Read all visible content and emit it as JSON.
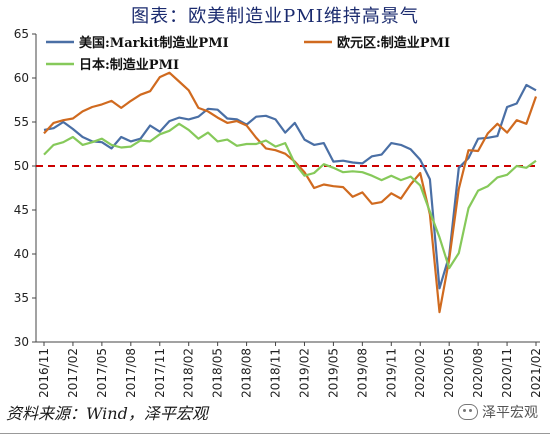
{
  "header": {
    "title": "图表：欧美制造业PMI维持高景气"
  },
  "footer": {
    "source": "资料来源：Wind，泽平宏观",
    "brand": "泽平宏观"
  },
  "chart_data": {
    "type": "line",
    "title": "图表：欧美制造业PMI维持高景气",
    "ylim": [
      30,
      65
    ],
    "yticks": [
      30,
      35,
      40,
      45,
      50,
      55,
      60,
      65
    ],
    "reference_line": {
      "y": 50,
      "color": "#cc0000",
      "style": "dashed"
    },
    "x_tick_labels": [
      "2016/11",
      "2017/02",
      "2017/05",
      "2017/08",
      "2017/11",
      "2018/02",
      "2018/05",
      "2018/08",
      "2018/11",
      "2019/02",
      "2019/05",
      "2019/08",
      "2019/11",
      "2020/02",
      "2020/05",
      "2020/08",
      "2020/11",
      "2021/02"
    ],
    "x": [
      "2016/11",
      "2016/12",
      "2017/01",
      "2017/02",
      "2017/03",
      "2017/04",
      "2017/05",
      "2017/06",
      "2017/07",
      "2017/08",
      "2017/09",
      "2017/10",
      "2017/11",
      "2017/12",
      "2018/01",
      "2018/02",
      "2018/03",
      "2018/04",
      "2018/05",
      "2018/06",
      "2018/07",
      "2018/08",
      "2018/09",
      "2018/10",
      "2018/11",
      "2018/12",
      "2019/01",
      "2019/02",
      "2019/03",
      "2019/04",
      "2019/05",
      "2019/06",
      "2019/07",
      "2019/08",
      "2019/09",
      "2019/10",
      "2019/11",
      "2019/12",
      "2020/01",
      "2020/02",
      "2020/03",
      "2020/04",
      "2020/05",
      "2020/06",
      "2020/07",
      "2020/08",
      "2020/09",
      "2020/10",
      "2020/11",
      "2020/12",
      "2021/01",
      "2021/02"
    ],
    "legend_position": "top",
    "series": [
      {
        "name": "美国:Markit制造业PMI",
        "color": "#4a6fa5",
        "values": [
          54.1,
          54.3,
          55.0,
          54.2,
          53.3,
          52.8,
          52.7,
          52.0,
          53.3,
          52.8,
          53.1,
          54.6,
          53.9,
          55.1,
          55.5,
          55.3,
          55.6,
          56.5,
          56.4,
          55.4,
          55.3,
          54.7,
          55.6,
          55.7,
          55.3,
          53.8,
          54.9,
          53.0,
          52.4,
          52.6,
          50.5,
          50.6,
          50.4,
          50.3,
          51.1,
          51.3,
          52.6,
          52.4,
          51.9,
          50.7,
          48.5,
          36.1,
          39.8,
          49.8,
          50.9,
          53.1,
          53.2,
          53.4,
          56.7,
          57.1,
          59.2,
          58.6
        ]
      },
      {
        "name": "欧元区:制造业PMI",
        "color": "#d06a1f",
        "values": [
          53.7,
          54.9,
          55.2,
          55.4,
          56.2,
          56.7,
          57.0,
          57.4,
          56.6,
          57.4,
          58.1,
          58.5,
          60.1,
          60.6,
          59.6,
          58.6,
          56.6,
          56.2,
          55.5,
          54.9,
          55.1,
          54.6,
          53.2,
          52.0,
          51.8,
          51.4,
          50.5,
          49.3,
          47.5,
          47.9,
          47.7,
          47.6,
          46.5,
          47.0,
          45.7,
          45.9,
          46.9,
          46.3,
          47.9,
          49.2,
          44.5,
          33.4,
          39.4,
          47.4,
          51.8,
          51.7,
          53.7,
          54.8,
          53.8,
          55.2,
          54.8,
          57.9
        ]
      },
      {
        "name": "日本:制造业PMI",
        "color": "#86c95a",
        "values": [
          51.3,
          52.4,
          52.7,
          53.3,
          52.4,
          52.7,
          53.1,
          52.4,
          52.1,
          52.2,
          52.9,
          52.8,
          53.6,
          54.0,
          54.8,
          54.1,
          53.1,
          53.8,
          52.8,
          53.0,
          52.3,
          52.5,
          52.5,
          52.9,
          52.2,
          52.6,
          50.3,
          48.9,
          49.2,
          50.2,
          49.8,
          49.3,
          49.4,
          49.3,
          48.9,
          48.4,
          48.9,
          48.4,
          48.8,
          47.8,
          44.8,
          41.9,
          38.4,
          40.1,
          45.2,
          47.2,
          47.7,
          48.7,
          49.0,
          50.0,
          49.8,
          50.6
        ]
      }
    ]
  }
}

WRITTEN TASK: Identify the lines that contain the string "name", and copy every one of them.

TASK RESULT:
        "name": "美国:Markit制造业PMI",
        "name": "欧元区:制造业PMI",
        "name": "日本:制造业PMI",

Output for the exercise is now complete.